◆ READING PASSAGE:
Fox Miller, in a Facebook post, later referred to his wife’s role in the hackathon as the “key ingredient, sort of the egg in deviled eggs,” adding, “Everything ran like clockwork… both her brother Joe Bankman and nephew Sam Bankman-Fried recognized, appreciated and acknowledged my wife’s accomplishments.”
Fast forward eight months, and the mood surrounding the hackathon has turned decidedly sour. On Dec. 12, just weeks after the FTX implosion, questions swirled about whether its commitments to fund charities could be met.
On Facebook, Hixon posted that “all scholarships as well as the grand prize were fully funded and we look forward to seeing the great things the students accomplish in the future.”
Hixon, however, conceded to FOX Business that she doesn’t know if the mentoring organizations ever moved forward with developing the student ideas into workable entrepreneurial endeavors. None of the students contacted by FOX Business returned calls for comment. A spokeswoman for Florida International University, the mentor of the Broward students, declined comment, adding, “I can’t speculate or discuss donations of any kind.”
The hackathon has also become an increasingly ugly political issue in Broward County. Red Broward, a local conservative-leaning blog, has detailed the SBF connections to the hackathon as part of the continued dysfunction in the leadership of the Broward County school district, which has seen its share of state-mandated turnover for alleged ethical lapses.

◆ REQUESTS:
- a) In the article about the Broward County hackathon, which university served as mentor to the Broward students?
- b) Write the next part of the article about the Broward County hackathon, picking up after its final sentence.

◆ Records from a data collection:

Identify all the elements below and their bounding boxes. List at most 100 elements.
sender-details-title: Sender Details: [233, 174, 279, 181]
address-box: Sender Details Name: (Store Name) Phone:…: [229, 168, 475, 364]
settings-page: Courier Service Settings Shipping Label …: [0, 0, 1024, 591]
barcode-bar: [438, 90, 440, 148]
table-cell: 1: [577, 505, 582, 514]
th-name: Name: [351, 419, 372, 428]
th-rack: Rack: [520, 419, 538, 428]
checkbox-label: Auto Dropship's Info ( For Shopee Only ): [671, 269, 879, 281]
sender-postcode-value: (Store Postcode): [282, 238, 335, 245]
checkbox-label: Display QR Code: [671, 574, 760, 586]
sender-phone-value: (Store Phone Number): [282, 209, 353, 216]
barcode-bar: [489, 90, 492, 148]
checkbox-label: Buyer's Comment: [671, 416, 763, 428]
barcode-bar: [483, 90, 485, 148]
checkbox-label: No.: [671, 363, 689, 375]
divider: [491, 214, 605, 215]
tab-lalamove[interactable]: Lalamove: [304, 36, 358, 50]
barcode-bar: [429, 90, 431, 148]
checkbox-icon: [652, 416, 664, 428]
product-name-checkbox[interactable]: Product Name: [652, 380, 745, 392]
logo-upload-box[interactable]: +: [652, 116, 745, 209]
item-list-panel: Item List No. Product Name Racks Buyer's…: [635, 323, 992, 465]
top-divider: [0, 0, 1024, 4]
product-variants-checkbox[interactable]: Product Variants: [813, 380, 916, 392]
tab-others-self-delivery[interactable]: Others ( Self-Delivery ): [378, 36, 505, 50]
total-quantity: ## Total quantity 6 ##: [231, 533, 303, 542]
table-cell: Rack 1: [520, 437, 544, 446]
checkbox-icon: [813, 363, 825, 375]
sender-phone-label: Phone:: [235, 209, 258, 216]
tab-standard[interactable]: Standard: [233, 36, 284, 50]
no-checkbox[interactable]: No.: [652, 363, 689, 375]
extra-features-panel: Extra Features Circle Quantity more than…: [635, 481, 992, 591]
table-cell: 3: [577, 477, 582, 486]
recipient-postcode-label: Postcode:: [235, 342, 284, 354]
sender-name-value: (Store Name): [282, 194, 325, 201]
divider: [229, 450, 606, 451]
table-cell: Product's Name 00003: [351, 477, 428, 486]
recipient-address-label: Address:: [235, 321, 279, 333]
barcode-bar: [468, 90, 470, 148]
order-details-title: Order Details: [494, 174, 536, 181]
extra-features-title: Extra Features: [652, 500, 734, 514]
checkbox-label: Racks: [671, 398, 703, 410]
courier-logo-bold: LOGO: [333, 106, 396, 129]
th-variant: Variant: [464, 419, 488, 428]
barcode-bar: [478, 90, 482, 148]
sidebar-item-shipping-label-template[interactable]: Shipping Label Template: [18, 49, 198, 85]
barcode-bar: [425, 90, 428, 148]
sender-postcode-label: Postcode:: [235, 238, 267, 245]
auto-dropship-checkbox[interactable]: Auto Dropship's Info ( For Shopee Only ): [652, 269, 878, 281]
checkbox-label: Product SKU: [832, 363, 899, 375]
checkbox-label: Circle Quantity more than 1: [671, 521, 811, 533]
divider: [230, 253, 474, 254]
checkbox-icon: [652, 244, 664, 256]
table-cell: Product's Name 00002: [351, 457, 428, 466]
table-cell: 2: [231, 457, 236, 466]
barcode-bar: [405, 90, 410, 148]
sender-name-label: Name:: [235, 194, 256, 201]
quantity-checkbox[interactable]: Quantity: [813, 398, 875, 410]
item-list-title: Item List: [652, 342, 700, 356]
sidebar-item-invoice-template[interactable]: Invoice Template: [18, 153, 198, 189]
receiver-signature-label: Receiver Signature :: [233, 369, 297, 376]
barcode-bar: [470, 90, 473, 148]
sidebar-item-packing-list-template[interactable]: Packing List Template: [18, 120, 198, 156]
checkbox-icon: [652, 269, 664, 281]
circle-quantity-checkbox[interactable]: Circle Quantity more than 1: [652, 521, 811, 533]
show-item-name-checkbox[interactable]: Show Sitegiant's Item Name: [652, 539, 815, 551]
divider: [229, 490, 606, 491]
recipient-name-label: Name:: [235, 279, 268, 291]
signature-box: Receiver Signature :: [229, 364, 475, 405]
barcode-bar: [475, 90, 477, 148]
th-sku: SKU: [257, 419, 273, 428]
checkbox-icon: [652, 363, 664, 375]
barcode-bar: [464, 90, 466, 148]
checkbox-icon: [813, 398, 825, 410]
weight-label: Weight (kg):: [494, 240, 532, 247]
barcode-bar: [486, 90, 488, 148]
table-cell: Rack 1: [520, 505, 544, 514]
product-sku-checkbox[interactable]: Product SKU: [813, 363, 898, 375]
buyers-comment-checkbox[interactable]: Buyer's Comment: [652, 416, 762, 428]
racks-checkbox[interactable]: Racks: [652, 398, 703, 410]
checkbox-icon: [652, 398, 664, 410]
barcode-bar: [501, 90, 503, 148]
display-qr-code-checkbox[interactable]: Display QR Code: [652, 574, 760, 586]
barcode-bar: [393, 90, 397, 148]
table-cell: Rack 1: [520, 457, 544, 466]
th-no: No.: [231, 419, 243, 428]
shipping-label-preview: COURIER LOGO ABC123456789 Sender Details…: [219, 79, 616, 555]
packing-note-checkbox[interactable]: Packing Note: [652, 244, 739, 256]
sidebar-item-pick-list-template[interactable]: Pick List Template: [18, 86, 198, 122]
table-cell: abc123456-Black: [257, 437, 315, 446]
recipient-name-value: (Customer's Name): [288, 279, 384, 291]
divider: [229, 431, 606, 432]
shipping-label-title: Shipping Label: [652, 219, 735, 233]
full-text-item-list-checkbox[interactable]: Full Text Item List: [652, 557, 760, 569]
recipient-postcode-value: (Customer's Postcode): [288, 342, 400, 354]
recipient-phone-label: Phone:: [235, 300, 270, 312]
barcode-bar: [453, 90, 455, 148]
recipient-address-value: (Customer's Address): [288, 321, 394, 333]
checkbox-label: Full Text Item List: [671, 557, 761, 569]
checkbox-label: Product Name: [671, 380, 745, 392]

◆ ANSWERS FOR THIS EXERCISE:
- a) Florida International University

- b)
Last week at a public board meeting, Chris Nelson, a local conservative political activist who refers to himself as an independent journalist, directly confronted Hixon.
“Students were awarded scholarships through this and now because of the bankruptcy they may not get these scholarships,” he said. “What do you have to say about this? Do you feel that there is any responsibility on you for having promoted this thing? You and your friend Barbara Miller were promoting this thing.”
Hixon didn’t answer, but Broward Schools communications chief John Sullivan did, stating: “We’re not going to respond to anything as it relates to this.”
The Boies Schiller/Fox Miller Connection
Back in New York, the U.S. Attorney’s Office for the Southern District of New York, widely regarded as the nation’s most prominent law enforcement agency, continues to investigate the FTX blowup and weigh additional indictments.
Its investigation is said to be broad and may be one of the biggest the office has conducted in decades. Bankman and Fried are said not to be targets. They have recently hired legal counsel and a PR team to answer questions after Ray said he is scrutinizing payments they received from FTX (Fried didn’t work for the exchange, but SBF donated millions of dollars to her fundraising efforts).
There’s no indication that Fox Miller or his wife are involved in any of the allegations against SBF. Indeed, according to Fox Miller’s Facebook page, he and Barbara have been traveling extensively in the months since their nephew’s crypto empire fell apart.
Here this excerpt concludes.